Given exercise:
Return every record below exactly as written, omitting any pictures.

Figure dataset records
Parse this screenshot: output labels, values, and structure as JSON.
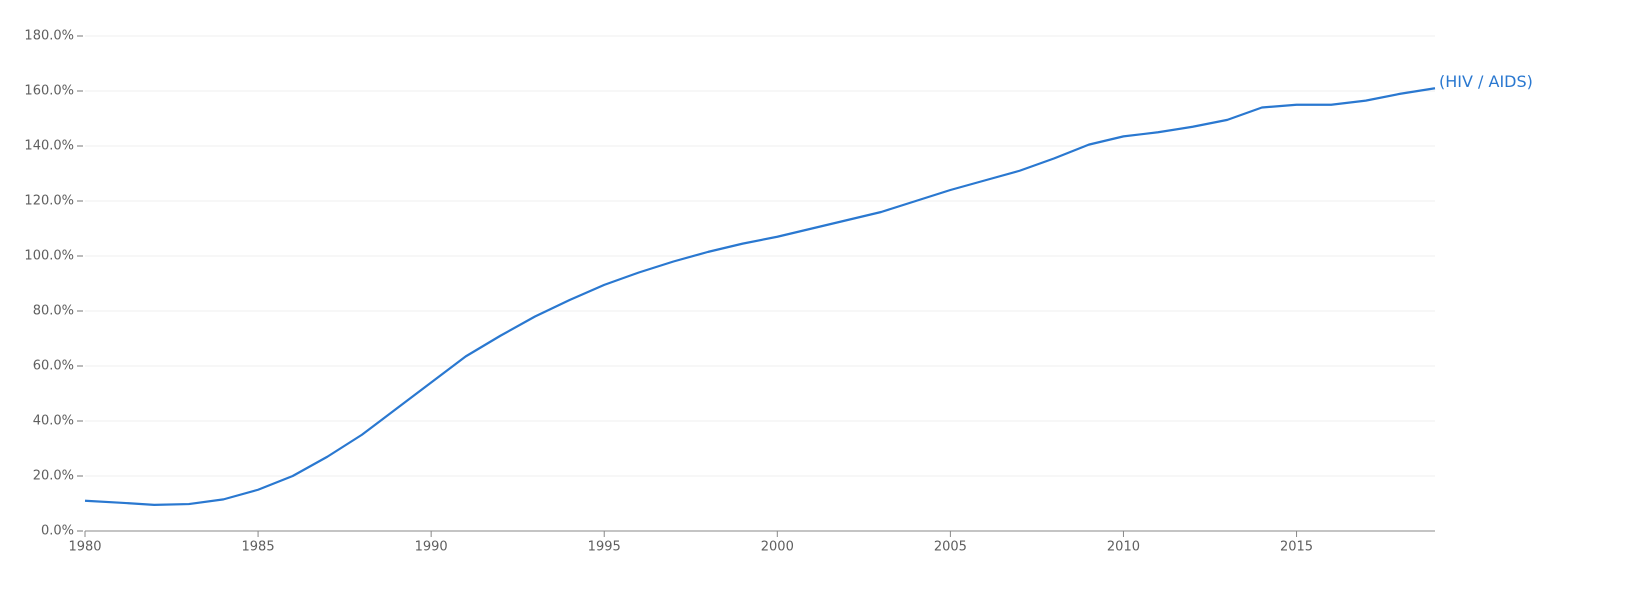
{
  "chart_data": {
    "type": "line",
    "x": [
      1980,
      1981,
      1982,
      1983,
      1984,
      1985,
      1986,
      1987,
      1988,
      1989,
      1990,
      1991,
      1992,
      1993,
      1994,
      1995,
      1996,
      1997,
      1998,
      1999,
      2000,
      2001,
      2002,
      2003,
      2004,
      2005,
      2006,
      2007,
      2008,
      2009,
      2010,
      2011,
      2012,
      2013,
      2014,
      2015,
      2016,
      2017,
      2018,
      2019
    ],
    "series": [
      {
        "name": "(HIV / AIDS)",
        "color": "#2a78d0",
        "values": [
          11,
          10.3,
          9.5,
          9.8,
          11.5,
          15,
          20,
          27,
          35,
          44.5,
          54,
          63.5,
          71,
          78,
          84,
          89.5,
          94,
          98,
          101.5,
          104.5,
          107,
          110,
          113,
          116,
          120,
          124,
          127.5,
          131,
          135.5,
          140.5,
          143.5,
          145,
          147,
          149.5,
          154,
          155,
          155,
          156.5,
          159,
          161
        ]
      }
    ],
    "xlim": [
      1980,
      2019
    ],
    "xticks": [
      1980,
      1985,
      1990,
      1995,
      2000,
      2005,
      2010,
      2015
    ],
    "ylim": [
      0,
      180
    ],
    "yticks": [
      {
        "value": 0,
        "label": "0.0%"
      },
      {
        "value": 20,
        "label": "20.0%"
      },
      {
        "value": 40,
        "label": "40.0%"
      },
      {
        "value": 60,
        "label": "60.0%"
      },
      {
        "value": 80,
        "label": "80.0%"
      },
      {
        "value": 100,
        "label": "100.0%"
      },
      {
        "value": 120,
        "label": "120.0%"
      },
      {
        "value": 140,
        "label": "140.0%"
      },
      {
        "value": 160,
        "label": "160.0%"
      },
      {
        "value": 180,
        "label": "180.0%"
      }
    ],
    "grid": true
  }
}
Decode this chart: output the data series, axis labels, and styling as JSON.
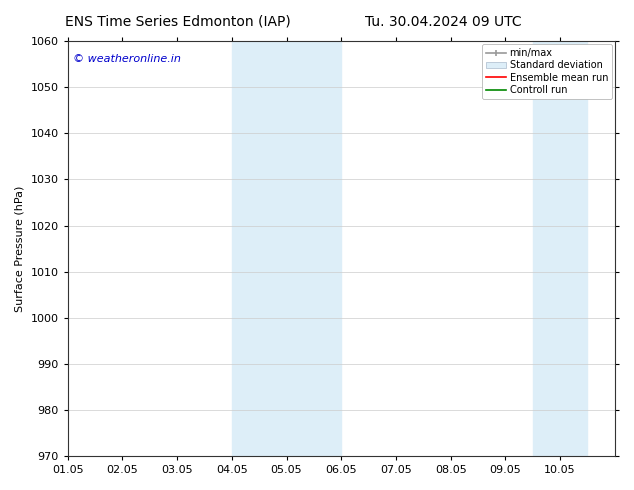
{
  "title_left": "ENS Time Series Edmonton (IAP)",
  "title_right": "Tu. 30.04.2024 09 UTC",
  "ylabel": "Surface Pressure (hPa)",
  "ylim": [
    970,
    1060
  ],
  "yticks": [
    970,
    980,
    990,
    1000,
    1010,
    1020,
    1030,
    1040,
    1050,
    1060
  ],
  "xlim": [
    0,
    10
  ],
  "xtick_positions": [
    0,
    1,
    2,
    3,
    4,
    5,
    6,
    7,
    8,
    9
  ],
  "xtick_labels": [
    "01.05",
    "02.05",
    "03.05",
    "04.05",
    "05.05",
    "06.05",
    "07.05",
    "08.05",
    "09.05",
    "10.05"
  ],
  "shaded_regions": [
    {
      "xmin": 3.0,
      "xmax": 5.0,
      "color": "#ddeef8"
    },
    {
      "xmin": 8.5,
      "xmax": 9.5,
      "color": "#ddeef8"
    }
  ],
  "watermark": "© weatheronline.in",
  "watermark_color": "#0000cc",
  "legend_entries": [
    {
      "label": "min/max",
      "style": "minmax"
    },
    {
      "label": "Standard deviation",
      "style": "stddev"
    },
    {
      "label": "Ensemble mean run",
      "color": "#ff0000",
      "style": "line"
    },
    {
      "label": "Controll run",
      "color": "#008800",
      "style": "line"
    }
  ],
  "bg_color": "#ffffff",
  "grid_color": "#cccccc",
  "spine_color": "#333333",
  "title_fontsize": 10,
  "axis_fontsize": 8,
  "tick_fontsize": 8,
  "watermark_fontsize": 8
}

Result:
Parse this screenshot: output labels, values, and structure as JSON.
{
  "chart_data": {
    "type": "line",
    "x": [
      1980,
      1981,
      1982,
      1983,
      1984,
      1985,
      1986,
      1987,
      1988,
      1989,
      1990,
      1991,
      1992,
      1993,
      1994,
      1995,
      1996,
      1997,
      1998,
      1999,
      2000,
      2001,
      2002,
      2003,
      2004,
      2005,
      2006,
      2007,
      2008,
      2009,
      2010,
      2011,
      2012,
      2013,
      2014,
      2015,
      2016,
      2017,
      2018,
      2019
    ],
    "series": [
      {
        "name": "(HIV / AIDS)",
        "color": "#2a78d0",
        "values": [
          11,
          10.3,
          9.5,
          9.8,
          11.5,
          15,
          20,
          27,
          35,
          44.5,
          54,
          63.5,
          71,
          78,
          84,
          89.5,
          94,
          98,
          101.5,
          104.5,
          107,
          110,
          113,
          116,
          120,
          124,
          127.5,
          131,
          135.5,
          140.5,
          143.5,
          145,
          147,
          149.5,
          154,
          155,
          155,
          156.5,
          159,
          161
        ]
      }
    ],
    "xlim": [
      1980,
      2019
    ],
    "xticks": [
      1980,
      1985,
      1990,
      1995,
      2000,
      2005,
      2010,
      2015
    ],
    "ylim": [
      0,
      180
    ],
    "yticks": [
      {
        "value": 0,
        "label": "0.0%"
      },
      {
        "value": 20,
        "label": "20.0%"
      },
      {
        "value": 40,
        "label": "40.0%"
      },
      {
        "value": 60,
        "label": "60.0%"
      },
      {
        "value": 80,
        "label": "80.0%"
      },
      {
        "value": 100,
        "label": "100.0%"
      },
      {
        "value": 120,
        "label": "120.0%"
      },
      {
        "value": 140,
        "label": "140.0%"
      },
      {
        "value": 160,
        "label": "160.0%"
      },
      {
        "value": 180,
        "label": "180.0%"
      }
    ],
    "grid": true
  }
}
Decode this chart: output the data series, axis labels, and styling as JSON.
{
  "title_left": "ENS Time Series Edmonton (IAP)",
  "title_right": "Tu. 30.04.2024 09 UTC",
  "ylabel": "Surface Pressure (hPa)",
  "ylim": [
    970,
    1060
  ],
  "yticks": [
    970,
    980,
    990,
    1000,
    1010,
    1020,
    1030,
    1040,
    1050,
    1060
  ],
  "xlim": [
    0,
    10
  ],
  "xtick_positions": [
    0,
    1,
    2,
    3,
    4,
    5,
    6,
    7,
    8,
    9
  ],
  "xtick_labels": [
    "01.05",
    "02.05",
    "03.05",
    "04.05",
    "05.05",
    "06.05",
    "07.05",
    "08.05",
    "09.05",
    "10.05"
  ],
  "shaded_regions": [
    {
      "xmin": 3.0,
      "xmax": 5.0,
      "color": "#ddeef8"
    },
    {
      "xmin": 8.5,
      "xmax": 9.5,
      "color": "#ddeef8"
    }
  ],
  "watermark": "© weatheronline.in",
  "watermark_color": "#0000cc",
  "legend_entries": [
    {
      "label": "min/max",
      "style": "minmax"
    },
    {
      "label": "Standard deviation",
      "style": "stddev"
    },
    {
      "label": "Ensemble mean run",
      "color": "#ff0000",
      "style": "line"
    },
    {
      "label": "Controll run",
      "color": "#008800",
      "style": "line"
    }
  ],
  "bg_color": "#ffffff",
  "grid_color": "#cccccc",
  "spine_color": "#333333",
  "title_fontsize": 10,
  "axis_fontsize": 8,
  "tick_fontsize": 8,
  "watermark_fontsize": 8
}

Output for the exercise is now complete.